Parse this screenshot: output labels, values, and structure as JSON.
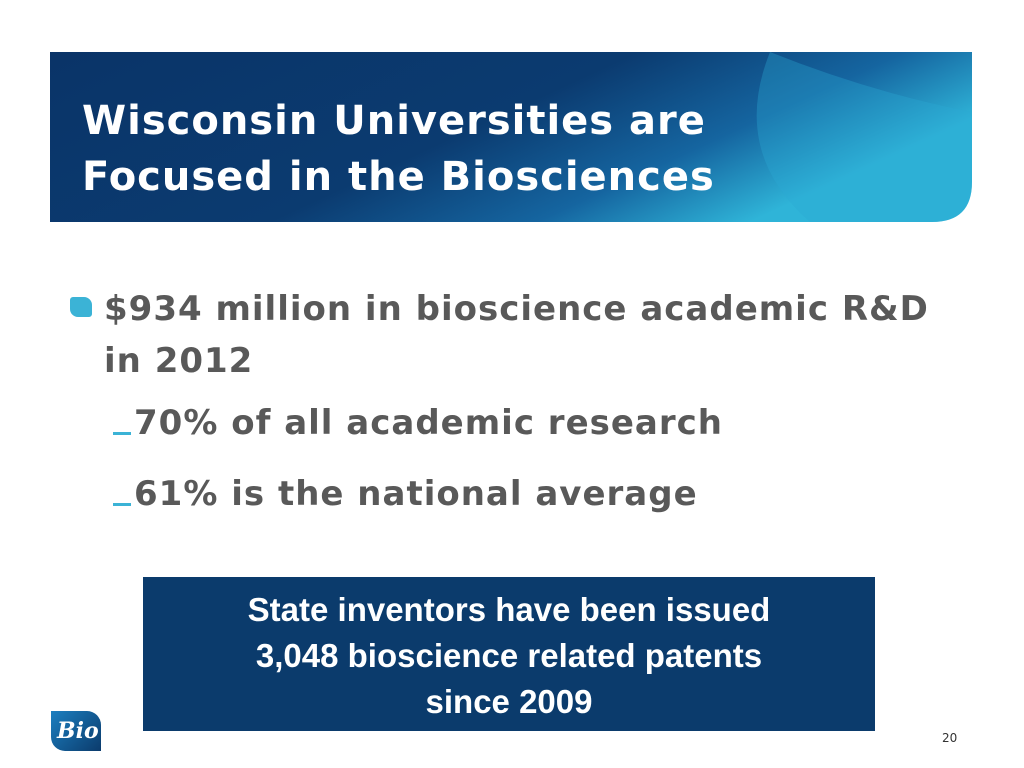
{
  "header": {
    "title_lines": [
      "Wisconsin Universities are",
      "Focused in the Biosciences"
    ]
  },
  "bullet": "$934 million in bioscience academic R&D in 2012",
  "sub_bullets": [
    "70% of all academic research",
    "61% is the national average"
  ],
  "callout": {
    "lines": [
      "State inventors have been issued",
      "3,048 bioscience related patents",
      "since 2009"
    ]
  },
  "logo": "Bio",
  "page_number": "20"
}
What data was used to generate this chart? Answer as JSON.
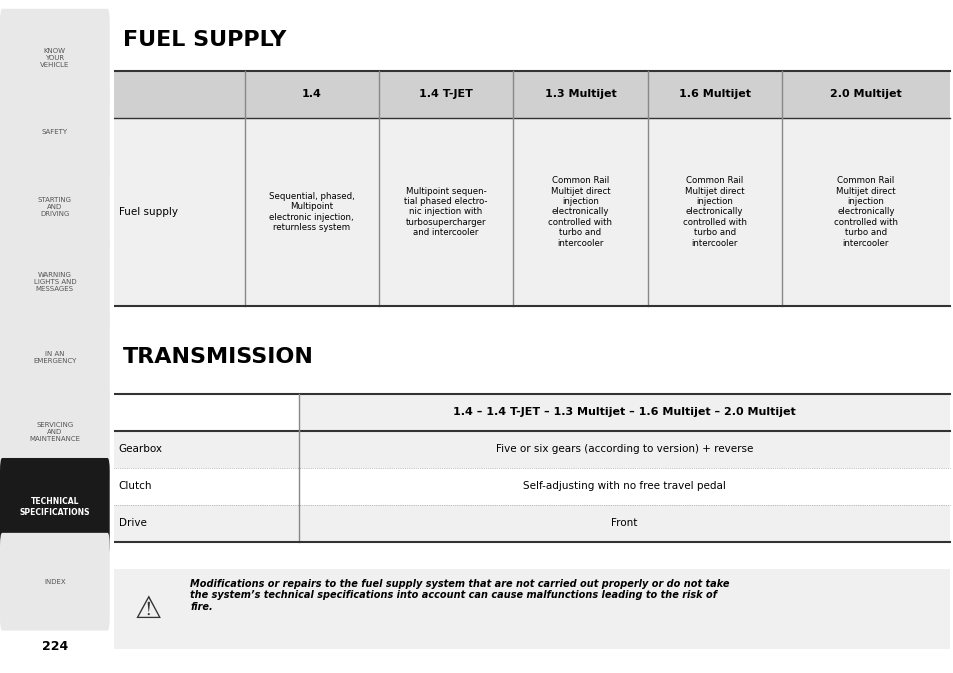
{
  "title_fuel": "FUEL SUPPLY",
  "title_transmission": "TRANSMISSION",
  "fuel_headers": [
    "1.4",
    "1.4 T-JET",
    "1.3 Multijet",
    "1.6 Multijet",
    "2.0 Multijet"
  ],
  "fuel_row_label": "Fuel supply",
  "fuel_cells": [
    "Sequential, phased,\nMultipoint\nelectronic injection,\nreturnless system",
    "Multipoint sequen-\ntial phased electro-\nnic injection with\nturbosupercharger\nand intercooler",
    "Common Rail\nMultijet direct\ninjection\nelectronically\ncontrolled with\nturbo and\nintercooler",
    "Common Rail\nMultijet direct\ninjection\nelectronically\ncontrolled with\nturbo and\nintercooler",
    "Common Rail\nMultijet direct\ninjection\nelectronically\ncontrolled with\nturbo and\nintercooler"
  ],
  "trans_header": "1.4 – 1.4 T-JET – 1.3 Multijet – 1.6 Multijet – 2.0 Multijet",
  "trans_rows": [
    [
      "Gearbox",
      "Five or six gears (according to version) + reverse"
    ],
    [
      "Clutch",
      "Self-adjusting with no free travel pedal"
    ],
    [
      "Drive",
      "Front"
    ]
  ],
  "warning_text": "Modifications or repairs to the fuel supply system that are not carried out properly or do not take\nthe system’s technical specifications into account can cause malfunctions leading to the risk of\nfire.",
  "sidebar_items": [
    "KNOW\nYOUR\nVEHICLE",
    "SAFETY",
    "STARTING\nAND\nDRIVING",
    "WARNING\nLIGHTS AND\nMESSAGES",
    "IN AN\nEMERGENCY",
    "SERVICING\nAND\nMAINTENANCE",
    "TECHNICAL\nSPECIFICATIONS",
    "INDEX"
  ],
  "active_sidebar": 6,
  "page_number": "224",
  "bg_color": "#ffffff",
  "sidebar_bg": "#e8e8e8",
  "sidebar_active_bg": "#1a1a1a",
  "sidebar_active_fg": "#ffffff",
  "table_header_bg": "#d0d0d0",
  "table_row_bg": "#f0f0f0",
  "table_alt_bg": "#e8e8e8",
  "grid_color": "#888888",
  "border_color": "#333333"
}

■ ■ ■ ■

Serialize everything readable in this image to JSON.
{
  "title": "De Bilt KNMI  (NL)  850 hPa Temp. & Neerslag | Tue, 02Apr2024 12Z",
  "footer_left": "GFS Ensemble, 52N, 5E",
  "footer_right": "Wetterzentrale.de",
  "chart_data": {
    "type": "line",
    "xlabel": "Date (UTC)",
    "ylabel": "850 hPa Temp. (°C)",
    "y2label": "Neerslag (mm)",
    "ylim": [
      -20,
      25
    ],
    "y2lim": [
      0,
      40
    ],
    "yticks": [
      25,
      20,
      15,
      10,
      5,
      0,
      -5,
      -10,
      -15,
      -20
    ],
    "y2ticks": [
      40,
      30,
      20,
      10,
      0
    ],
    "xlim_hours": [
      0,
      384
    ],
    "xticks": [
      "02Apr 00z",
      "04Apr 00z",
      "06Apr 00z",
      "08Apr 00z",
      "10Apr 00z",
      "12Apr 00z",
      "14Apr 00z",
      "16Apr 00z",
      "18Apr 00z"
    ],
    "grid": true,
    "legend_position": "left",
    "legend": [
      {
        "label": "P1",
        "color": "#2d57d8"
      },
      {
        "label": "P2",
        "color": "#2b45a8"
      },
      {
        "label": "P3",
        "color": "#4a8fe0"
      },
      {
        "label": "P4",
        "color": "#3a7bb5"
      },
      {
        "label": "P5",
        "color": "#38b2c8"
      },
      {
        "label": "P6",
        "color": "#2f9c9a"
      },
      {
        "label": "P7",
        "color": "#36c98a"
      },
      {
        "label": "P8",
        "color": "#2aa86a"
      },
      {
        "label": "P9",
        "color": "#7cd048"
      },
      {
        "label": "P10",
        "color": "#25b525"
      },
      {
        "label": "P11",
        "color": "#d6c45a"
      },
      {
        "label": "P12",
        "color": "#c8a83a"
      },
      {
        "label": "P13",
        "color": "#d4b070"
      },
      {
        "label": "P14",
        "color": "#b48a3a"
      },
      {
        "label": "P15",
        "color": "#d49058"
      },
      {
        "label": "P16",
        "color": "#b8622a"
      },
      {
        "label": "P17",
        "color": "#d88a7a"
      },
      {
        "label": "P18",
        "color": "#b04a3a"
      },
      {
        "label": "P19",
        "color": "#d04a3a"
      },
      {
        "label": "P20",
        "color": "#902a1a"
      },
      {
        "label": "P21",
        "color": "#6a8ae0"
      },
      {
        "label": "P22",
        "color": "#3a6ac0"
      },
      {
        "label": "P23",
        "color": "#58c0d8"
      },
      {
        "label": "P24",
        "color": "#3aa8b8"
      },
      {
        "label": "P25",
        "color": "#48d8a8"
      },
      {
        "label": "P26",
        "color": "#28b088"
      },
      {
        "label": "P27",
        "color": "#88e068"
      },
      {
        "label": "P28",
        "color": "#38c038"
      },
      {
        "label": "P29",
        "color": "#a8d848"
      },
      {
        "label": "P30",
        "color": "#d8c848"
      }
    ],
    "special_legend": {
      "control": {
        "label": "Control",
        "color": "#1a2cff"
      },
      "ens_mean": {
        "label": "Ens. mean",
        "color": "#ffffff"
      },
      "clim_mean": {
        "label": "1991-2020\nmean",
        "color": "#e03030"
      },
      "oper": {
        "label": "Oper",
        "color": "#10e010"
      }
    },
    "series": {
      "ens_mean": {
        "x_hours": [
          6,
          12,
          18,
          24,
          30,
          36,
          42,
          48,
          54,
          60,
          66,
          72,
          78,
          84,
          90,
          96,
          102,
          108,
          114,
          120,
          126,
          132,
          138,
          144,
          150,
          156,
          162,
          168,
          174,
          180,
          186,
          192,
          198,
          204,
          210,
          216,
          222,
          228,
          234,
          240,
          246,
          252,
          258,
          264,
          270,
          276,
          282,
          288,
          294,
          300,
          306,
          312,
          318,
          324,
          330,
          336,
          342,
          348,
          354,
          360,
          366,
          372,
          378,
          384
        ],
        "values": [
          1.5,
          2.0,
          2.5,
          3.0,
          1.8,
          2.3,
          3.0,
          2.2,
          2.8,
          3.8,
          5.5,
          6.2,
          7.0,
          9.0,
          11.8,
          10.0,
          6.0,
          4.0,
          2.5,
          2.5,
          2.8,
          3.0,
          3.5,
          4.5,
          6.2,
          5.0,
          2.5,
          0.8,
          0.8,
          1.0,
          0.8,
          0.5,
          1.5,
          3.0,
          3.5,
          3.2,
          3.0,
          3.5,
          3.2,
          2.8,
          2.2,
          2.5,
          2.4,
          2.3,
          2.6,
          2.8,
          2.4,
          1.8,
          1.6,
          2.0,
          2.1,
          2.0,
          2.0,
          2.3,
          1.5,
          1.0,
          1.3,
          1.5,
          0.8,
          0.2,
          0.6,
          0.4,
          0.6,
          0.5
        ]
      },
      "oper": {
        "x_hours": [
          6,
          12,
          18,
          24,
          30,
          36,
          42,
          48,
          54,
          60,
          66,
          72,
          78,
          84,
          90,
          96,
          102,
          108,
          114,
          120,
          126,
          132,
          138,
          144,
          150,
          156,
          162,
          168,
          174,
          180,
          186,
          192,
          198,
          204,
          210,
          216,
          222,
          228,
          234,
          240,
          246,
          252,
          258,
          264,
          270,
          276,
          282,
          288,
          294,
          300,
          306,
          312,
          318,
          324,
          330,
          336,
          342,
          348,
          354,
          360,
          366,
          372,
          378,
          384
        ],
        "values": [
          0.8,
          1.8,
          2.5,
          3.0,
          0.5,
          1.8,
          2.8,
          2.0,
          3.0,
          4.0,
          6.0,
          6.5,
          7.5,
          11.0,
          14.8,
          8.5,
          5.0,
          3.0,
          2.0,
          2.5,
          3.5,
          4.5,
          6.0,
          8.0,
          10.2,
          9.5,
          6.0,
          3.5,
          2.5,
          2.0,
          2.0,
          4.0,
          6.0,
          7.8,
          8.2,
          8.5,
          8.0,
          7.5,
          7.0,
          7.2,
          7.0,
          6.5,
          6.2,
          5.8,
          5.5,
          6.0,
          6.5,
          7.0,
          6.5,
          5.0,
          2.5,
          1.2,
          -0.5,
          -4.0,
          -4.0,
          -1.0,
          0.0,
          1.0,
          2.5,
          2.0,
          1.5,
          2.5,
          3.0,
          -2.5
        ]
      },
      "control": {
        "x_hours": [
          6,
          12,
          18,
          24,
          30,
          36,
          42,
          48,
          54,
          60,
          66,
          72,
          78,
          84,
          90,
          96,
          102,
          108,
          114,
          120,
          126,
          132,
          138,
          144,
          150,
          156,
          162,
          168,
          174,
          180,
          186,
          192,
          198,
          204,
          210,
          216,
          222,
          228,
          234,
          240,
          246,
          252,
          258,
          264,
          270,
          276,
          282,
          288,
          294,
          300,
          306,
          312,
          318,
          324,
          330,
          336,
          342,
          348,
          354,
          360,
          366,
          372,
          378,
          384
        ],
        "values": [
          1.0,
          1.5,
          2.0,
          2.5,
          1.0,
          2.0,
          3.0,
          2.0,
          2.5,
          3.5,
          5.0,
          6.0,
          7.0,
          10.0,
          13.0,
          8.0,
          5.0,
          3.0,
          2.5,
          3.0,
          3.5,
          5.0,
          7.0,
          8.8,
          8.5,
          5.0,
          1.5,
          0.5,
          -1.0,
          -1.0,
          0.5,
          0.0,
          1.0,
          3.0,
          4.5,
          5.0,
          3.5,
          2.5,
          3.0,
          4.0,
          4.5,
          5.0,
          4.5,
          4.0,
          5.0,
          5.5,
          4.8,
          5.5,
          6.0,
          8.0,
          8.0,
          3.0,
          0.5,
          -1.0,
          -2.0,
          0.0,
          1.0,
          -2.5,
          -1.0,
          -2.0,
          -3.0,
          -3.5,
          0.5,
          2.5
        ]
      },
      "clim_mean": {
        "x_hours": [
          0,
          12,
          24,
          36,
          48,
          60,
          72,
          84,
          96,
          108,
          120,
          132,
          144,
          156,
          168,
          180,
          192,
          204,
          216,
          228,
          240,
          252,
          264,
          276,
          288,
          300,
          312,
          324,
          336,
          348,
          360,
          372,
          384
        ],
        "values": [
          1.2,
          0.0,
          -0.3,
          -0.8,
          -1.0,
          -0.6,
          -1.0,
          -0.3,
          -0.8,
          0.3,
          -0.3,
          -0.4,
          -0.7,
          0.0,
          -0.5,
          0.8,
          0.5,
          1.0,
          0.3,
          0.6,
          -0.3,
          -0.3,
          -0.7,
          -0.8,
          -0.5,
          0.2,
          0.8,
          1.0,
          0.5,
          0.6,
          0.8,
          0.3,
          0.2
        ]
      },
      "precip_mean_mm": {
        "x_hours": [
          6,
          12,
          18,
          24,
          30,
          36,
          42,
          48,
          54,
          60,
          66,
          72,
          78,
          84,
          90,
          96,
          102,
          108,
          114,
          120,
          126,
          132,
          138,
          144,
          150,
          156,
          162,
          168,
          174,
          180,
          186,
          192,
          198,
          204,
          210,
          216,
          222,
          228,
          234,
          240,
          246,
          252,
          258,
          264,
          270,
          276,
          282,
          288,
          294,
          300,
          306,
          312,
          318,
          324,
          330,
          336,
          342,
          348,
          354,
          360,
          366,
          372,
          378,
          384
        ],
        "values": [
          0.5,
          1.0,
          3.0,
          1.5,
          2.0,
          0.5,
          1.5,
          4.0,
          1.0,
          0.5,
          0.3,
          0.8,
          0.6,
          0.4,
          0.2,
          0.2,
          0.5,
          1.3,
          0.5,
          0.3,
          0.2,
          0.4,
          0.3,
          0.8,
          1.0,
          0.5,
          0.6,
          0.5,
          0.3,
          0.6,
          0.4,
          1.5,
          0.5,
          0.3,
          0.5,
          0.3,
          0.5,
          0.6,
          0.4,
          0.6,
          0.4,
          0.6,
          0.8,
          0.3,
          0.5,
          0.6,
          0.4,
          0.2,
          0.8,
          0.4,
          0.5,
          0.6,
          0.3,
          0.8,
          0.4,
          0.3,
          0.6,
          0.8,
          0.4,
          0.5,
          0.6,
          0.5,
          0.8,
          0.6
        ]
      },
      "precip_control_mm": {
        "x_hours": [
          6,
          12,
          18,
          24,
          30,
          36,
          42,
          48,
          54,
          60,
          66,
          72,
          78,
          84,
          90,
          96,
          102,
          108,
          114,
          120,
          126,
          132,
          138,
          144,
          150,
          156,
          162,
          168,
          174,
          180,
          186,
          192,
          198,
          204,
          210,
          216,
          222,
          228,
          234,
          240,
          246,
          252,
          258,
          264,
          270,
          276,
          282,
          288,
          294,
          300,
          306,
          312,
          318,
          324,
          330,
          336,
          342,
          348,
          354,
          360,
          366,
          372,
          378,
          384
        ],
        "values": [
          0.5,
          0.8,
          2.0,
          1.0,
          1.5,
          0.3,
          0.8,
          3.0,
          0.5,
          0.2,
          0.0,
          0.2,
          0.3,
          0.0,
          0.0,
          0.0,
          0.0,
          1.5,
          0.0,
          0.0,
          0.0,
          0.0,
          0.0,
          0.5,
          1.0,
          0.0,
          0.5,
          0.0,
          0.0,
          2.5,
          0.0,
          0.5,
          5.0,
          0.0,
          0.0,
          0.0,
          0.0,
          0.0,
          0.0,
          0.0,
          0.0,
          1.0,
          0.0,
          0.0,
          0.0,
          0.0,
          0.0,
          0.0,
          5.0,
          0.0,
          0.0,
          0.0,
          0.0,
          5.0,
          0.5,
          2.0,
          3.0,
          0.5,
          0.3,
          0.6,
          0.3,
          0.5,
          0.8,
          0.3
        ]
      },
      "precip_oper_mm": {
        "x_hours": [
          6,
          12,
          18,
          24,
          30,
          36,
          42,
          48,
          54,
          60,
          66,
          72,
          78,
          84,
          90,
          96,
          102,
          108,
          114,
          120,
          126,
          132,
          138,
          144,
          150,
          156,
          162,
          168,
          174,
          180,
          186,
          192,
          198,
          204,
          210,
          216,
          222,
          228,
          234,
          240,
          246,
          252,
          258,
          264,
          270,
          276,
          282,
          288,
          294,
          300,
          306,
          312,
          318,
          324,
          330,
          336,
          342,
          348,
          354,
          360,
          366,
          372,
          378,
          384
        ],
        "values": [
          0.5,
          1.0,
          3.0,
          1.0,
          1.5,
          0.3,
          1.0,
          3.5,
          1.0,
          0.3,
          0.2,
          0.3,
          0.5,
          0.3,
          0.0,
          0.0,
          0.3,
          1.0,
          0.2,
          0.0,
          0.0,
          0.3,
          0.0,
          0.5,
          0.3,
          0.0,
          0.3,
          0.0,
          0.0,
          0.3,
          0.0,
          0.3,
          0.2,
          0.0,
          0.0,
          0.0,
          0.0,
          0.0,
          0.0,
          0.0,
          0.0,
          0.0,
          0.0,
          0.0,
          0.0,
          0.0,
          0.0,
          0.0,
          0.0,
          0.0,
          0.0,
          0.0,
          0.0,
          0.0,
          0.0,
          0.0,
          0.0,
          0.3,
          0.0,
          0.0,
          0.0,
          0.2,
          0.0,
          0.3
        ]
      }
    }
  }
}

■ ■ ■ ■

State how many lines of the records above contain the word "ffffff", and give only that number.

3